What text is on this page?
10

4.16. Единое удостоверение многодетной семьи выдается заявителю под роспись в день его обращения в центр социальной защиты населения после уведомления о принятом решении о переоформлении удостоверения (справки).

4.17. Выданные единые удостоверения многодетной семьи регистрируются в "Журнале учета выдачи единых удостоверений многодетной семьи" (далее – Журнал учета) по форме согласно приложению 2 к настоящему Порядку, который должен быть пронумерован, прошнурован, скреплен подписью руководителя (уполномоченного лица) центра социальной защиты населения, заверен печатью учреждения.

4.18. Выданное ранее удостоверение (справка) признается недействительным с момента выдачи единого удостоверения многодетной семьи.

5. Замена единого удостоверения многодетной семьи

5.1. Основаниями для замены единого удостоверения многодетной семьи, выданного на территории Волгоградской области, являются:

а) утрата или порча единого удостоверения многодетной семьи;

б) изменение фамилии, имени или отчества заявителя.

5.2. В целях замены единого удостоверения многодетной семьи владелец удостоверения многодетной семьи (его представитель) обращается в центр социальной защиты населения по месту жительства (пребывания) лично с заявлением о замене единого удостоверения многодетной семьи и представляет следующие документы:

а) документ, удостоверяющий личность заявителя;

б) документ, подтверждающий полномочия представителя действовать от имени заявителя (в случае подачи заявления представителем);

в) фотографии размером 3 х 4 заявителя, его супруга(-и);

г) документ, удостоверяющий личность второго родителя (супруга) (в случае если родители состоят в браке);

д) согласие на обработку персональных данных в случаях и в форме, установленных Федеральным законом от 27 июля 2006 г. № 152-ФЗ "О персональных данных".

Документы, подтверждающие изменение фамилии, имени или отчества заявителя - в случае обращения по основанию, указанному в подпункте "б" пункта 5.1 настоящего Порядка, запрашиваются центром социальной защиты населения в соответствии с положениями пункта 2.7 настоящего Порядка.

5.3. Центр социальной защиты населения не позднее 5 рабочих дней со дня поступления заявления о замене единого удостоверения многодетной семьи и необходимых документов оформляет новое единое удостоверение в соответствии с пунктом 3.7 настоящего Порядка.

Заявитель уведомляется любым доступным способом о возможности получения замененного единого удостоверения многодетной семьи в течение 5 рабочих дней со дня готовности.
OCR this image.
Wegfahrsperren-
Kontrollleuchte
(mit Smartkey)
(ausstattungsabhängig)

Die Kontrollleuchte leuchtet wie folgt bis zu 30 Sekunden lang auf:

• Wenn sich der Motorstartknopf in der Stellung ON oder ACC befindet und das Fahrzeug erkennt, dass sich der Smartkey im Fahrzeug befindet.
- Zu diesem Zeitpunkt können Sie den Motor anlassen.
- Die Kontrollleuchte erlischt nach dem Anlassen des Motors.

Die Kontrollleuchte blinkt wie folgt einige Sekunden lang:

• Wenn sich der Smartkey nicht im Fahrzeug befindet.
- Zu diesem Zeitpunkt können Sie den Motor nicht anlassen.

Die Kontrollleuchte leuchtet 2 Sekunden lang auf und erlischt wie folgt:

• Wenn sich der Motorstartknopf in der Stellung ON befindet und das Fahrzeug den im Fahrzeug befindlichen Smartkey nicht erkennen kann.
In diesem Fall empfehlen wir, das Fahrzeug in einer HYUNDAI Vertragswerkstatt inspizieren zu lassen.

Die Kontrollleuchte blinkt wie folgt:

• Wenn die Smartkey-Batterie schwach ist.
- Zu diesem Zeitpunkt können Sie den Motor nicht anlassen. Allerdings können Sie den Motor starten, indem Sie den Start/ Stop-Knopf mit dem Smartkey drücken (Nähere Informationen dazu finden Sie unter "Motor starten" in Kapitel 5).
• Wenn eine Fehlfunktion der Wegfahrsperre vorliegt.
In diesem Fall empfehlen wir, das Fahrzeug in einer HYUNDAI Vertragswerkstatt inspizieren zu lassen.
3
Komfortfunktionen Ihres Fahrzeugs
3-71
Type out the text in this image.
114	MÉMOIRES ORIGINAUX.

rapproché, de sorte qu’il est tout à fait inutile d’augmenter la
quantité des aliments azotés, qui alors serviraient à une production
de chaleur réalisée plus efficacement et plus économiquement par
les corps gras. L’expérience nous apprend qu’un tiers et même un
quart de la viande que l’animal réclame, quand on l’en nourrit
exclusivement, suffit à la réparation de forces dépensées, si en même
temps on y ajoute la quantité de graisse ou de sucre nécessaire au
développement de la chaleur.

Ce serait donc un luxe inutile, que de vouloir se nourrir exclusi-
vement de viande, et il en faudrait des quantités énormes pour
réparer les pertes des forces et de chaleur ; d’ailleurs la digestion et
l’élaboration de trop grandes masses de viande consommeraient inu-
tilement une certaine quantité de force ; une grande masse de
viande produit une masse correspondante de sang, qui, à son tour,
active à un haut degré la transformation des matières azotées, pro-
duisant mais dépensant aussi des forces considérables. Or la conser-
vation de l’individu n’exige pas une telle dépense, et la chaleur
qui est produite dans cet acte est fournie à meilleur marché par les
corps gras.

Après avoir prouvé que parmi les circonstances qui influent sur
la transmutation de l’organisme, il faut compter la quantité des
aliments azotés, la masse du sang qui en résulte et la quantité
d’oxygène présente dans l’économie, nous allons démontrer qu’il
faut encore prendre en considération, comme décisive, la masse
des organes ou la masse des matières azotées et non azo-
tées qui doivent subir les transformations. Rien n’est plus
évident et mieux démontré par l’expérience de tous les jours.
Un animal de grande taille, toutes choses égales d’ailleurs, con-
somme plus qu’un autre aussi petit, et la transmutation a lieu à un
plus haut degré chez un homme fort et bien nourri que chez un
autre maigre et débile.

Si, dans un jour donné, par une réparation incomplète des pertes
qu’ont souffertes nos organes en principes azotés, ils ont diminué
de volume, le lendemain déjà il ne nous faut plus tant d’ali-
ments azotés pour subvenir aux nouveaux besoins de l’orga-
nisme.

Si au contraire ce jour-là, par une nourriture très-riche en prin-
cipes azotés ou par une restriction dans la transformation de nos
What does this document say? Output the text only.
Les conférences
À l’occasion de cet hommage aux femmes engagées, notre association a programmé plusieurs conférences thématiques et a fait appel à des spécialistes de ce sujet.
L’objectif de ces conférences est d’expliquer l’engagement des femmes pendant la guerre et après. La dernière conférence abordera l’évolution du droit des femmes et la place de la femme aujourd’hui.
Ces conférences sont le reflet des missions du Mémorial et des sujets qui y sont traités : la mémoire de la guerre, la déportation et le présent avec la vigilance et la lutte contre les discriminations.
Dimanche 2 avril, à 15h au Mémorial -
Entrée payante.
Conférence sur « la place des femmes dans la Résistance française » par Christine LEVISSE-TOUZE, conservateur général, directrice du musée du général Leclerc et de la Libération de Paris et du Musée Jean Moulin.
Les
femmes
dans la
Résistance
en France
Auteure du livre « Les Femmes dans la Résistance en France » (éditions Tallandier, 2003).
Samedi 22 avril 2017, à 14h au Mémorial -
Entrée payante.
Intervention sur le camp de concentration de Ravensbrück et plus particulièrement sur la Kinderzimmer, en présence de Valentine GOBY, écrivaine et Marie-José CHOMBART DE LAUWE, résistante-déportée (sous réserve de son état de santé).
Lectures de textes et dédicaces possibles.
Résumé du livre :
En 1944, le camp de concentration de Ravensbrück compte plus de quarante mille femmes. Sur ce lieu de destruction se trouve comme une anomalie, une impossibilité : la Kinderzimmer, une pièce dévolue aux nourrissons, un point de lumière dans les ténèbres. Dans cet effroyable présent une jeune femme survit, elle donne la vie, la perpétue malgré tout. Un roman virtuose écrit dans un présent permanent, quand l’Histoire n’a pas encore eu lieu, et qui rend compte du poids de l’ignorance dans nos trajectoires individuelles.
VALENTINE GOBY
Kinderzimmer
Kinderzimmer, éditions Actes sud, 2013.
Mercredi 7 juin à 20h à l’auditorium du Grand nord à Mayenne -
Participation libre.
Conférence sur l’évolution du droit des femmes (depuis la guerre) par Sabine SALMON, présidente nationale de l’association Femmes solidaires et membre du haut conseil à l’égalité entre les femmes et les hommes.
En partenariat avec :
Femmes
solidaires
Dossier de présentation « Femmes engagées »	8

Directions for this task
Copy and report every line where the word "forces" is present.

The response
exclusivement, suffit à la réparation de forces dépensées, si en même
réparer les pertes des forces et de chaleur ; d’ailleurs la digestion et
duisant mais dépensant aussi des forces considérables. Or la conser-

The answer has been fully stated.